(Entries from a visual dataset)
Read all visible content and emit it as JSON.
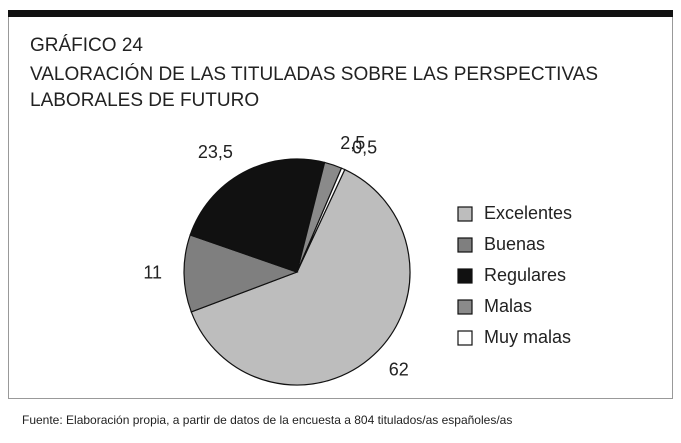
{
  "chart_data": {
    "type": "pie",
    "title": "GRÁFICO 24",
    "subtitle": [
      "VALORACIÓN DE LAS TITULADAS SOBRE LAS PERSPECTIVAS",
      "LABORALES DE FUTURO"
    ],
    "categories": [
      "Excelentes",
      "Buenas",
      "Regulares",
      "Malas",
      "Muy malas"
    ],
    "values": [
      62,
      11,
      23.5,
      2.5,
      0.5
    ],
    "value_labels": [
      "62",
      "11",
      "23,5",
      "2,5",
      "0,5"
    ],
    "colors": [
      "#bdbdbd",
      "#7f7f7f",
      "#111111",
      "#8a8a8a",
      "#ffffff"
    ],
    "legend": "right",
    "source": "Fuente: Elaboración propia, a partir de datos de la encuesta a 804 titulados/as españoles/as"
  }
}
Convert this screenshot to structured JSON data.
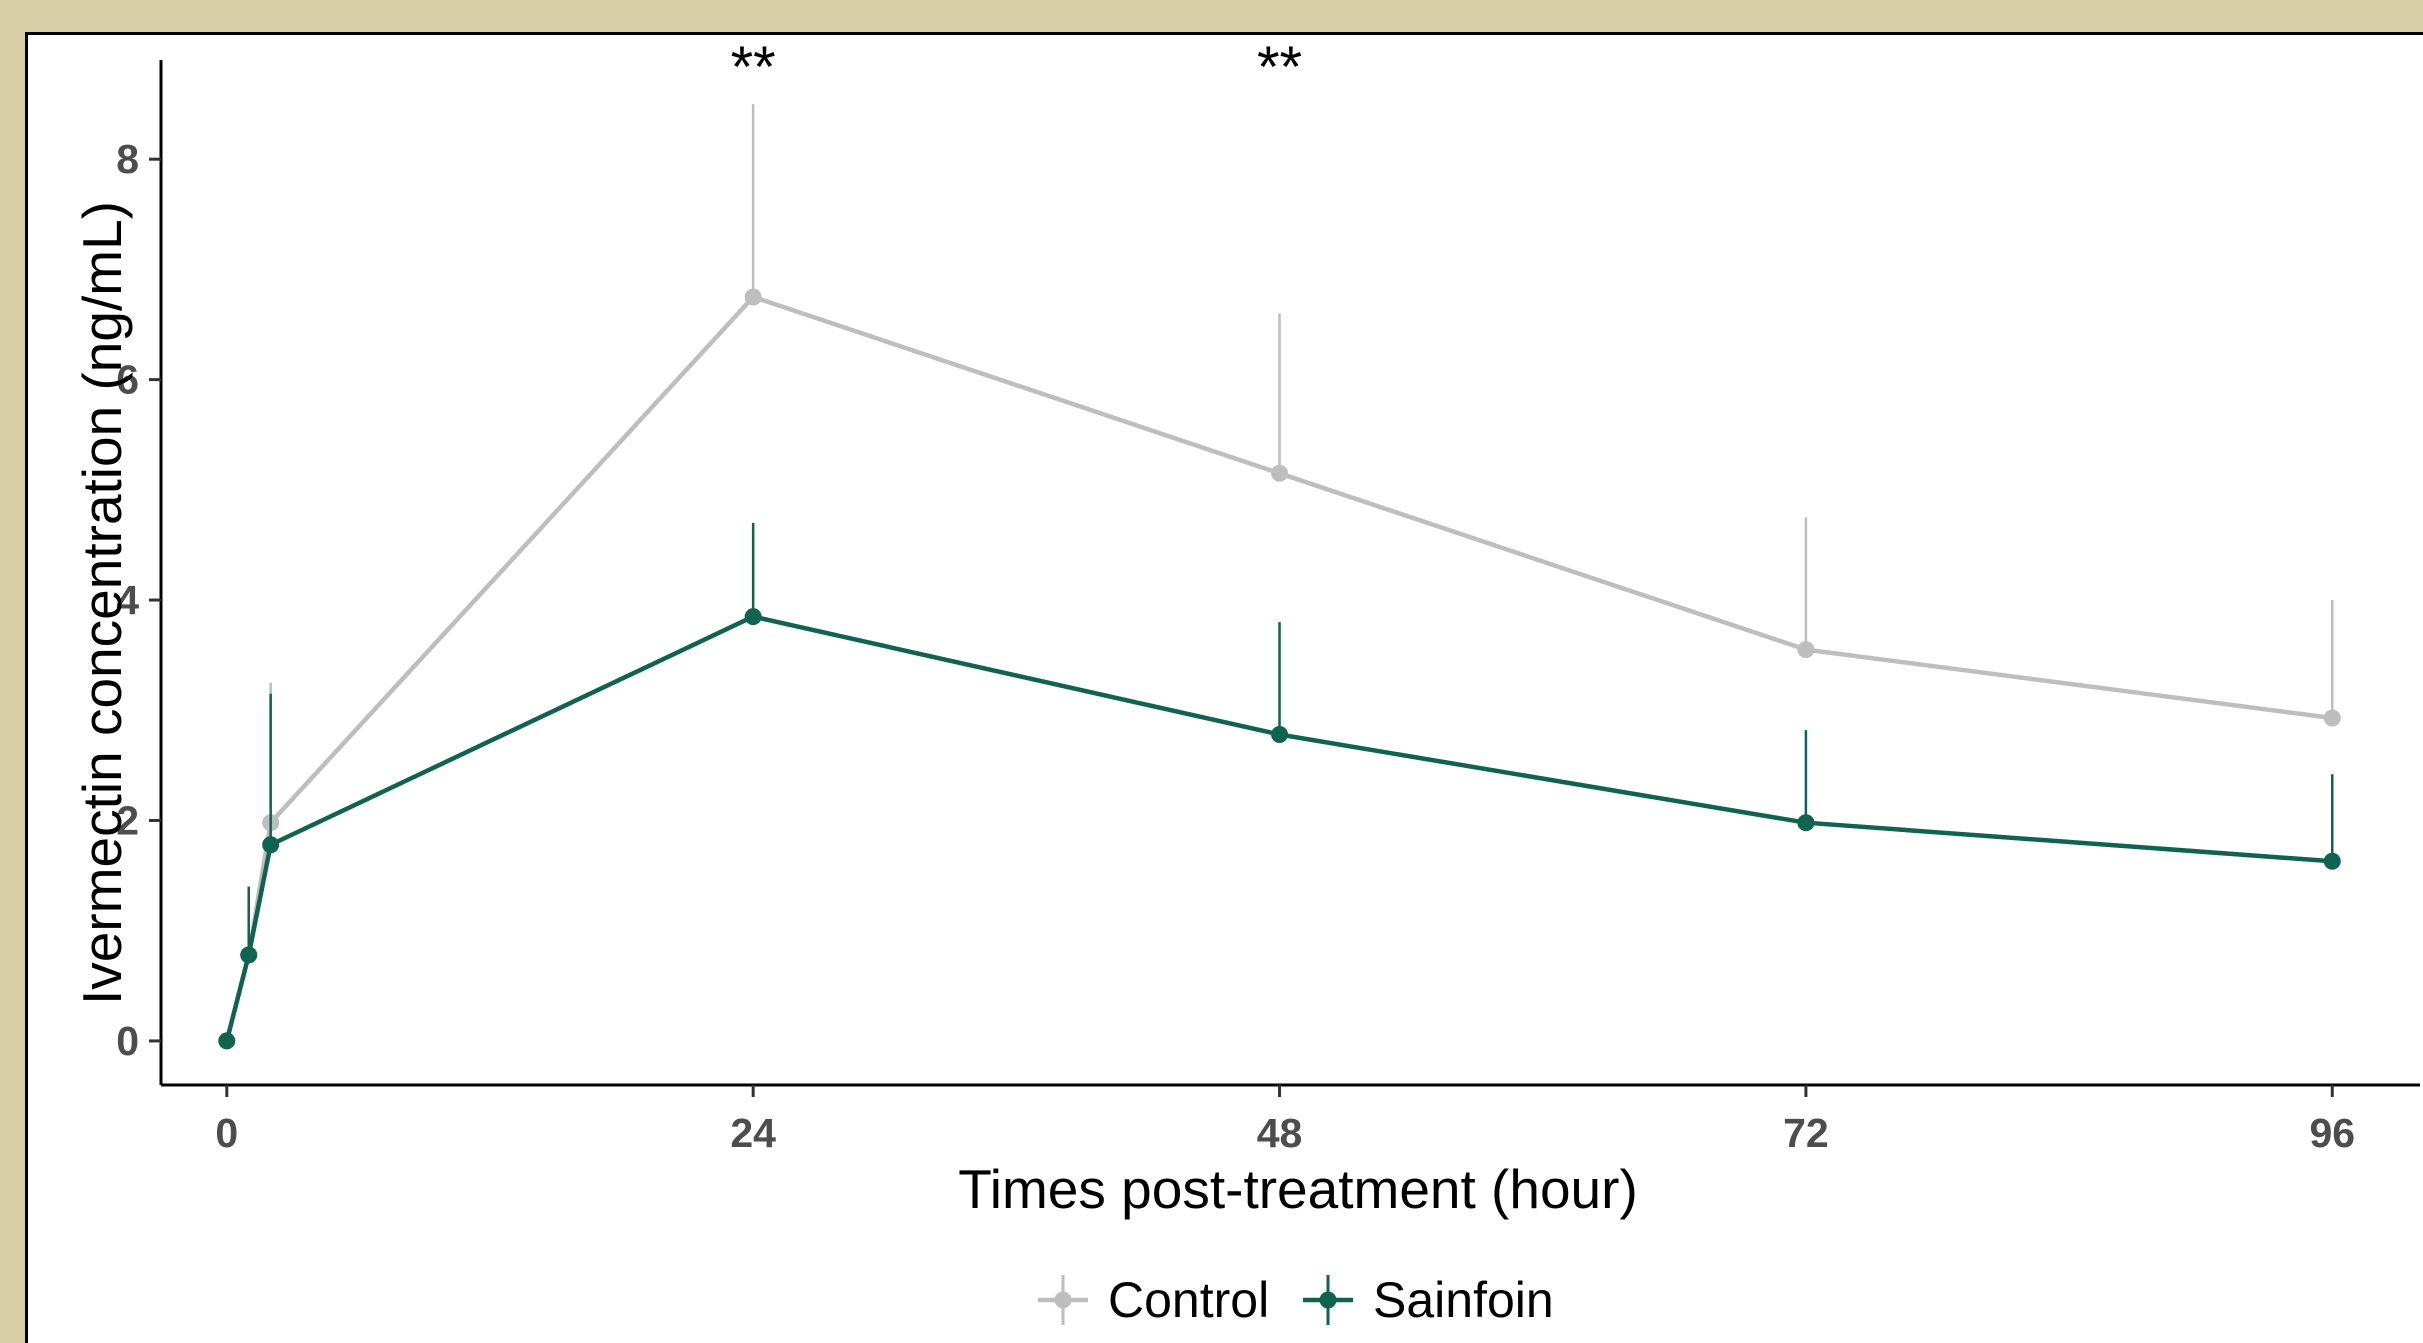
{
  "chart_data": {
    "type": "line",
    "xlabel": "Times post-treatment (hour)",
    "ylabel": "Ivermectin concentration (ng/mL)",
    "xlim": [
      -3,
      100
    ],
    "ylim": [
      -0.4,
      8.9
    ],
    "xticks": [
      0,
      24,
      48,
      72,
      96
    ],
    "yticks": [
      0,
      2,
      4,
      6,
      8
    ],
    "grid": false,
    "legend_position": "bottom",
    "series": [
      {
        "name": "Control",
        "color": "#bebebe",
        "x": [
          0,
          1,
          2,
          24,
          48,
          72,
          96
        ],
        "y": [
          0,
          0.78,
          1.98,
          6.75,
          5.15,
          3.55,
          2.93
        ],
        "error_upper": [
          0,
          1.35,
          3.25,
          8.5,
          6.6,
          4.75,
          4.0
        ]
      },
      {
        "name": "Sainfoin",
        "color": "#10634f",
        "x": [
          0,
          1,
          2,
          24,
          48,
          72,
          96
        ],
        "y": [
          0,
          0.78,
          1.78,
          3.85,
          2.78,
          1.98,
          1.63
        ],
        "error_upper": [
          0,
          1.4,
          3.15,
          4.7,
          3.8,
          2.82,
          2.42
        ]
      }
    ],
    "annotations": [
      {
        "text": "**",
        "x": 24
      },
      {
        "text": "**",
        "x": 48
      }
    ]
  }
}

Aim of the task
Drop the images and repeat the data exactly.

Exercise response
Read all visible content and emit it as JSON.
{
  "chart_data": {
    "type": "pie",
    "title": "GRÁFICO 24",
    "subtitle": [
      "VALORACIÓN DE LAS TITULADAS SOBRE LAS PERSPECTIVAS",
      "LABORALES DE FUTURO"
    ],
    "categories": [
      "Excelentes",
      "Buenas",
      "Regulares",
      "Malas",
      "Muy malas"
    ],
    "values": [
      62,
      11,
      23.5,
      2.5,
      0.5
    ],
    "value_labels": [
      "62",
      "11",
      "23,5",
      "2,5",
      "0,5"
    ],
    "colors": [
      "#bdbdbd",
      "#7f7f7f",
      "#111111",
      "#8a8a8a",
      "#ffffff"
    ],
    "legend": "right",
    "source": "Fuente: Elaboración propia, a partir de datos de la encuesta a 804 titulados/as españoles/as"
  }
}
Convert this screenshot to structured JSON data.
{
  "chart_data": {
    "type": "line",
    "xlabel": "Times post-treatment (hour)",
    "ylabel": "Ivermectin concentration (ng/mL)",
    "xlim": [
      -3,
      100
    ],
    "ylim": [
      -0.4,
      8.9
    ],
    "xticks": [
      0,
      24,
      48,
      72,
      96
    ],
    "yticks": [
      0,
      2,
      4,
      6,
      8
    ],
    "grid": false,
    "legend_position": "bottom",
    "series": [
      {
        "name": "Control",
        "color": "#bebebe",
        "x": [
          0,
          1,
          2,
          24,
          48,
          72,
          96
        ],
        "y": [
          0,
          0.78,
          1.98,
          6.75,
          5.15,
          3.55,
          2.93
        ],
        "error_upper": [
          0,
          1.35,
          3.25,
          8.5,
          6.6,
          4.75,
          4.0
        ]
      },
      {
        "name": "Sainfoin",
        "color": "#10634f",
        "x": [
          0,
          1,
          2,
          24,
          48,
          72,
          96
        ],
        "y": [
          0,
          0.78,
          1.78,
          3.85,
          2.78,
          1.98,
          1.63
        ],
        "error_upper": [
          0,
          1.4,
          3.15,
          4.7,
          3.8,
          2.82,
          2.42
        ]
      }
    ],
    "annotations": [
      {
        "text": "**",
        "x": 24
      },
      {
        "text": "**",
        "x": 48
      }
    ]
  }
}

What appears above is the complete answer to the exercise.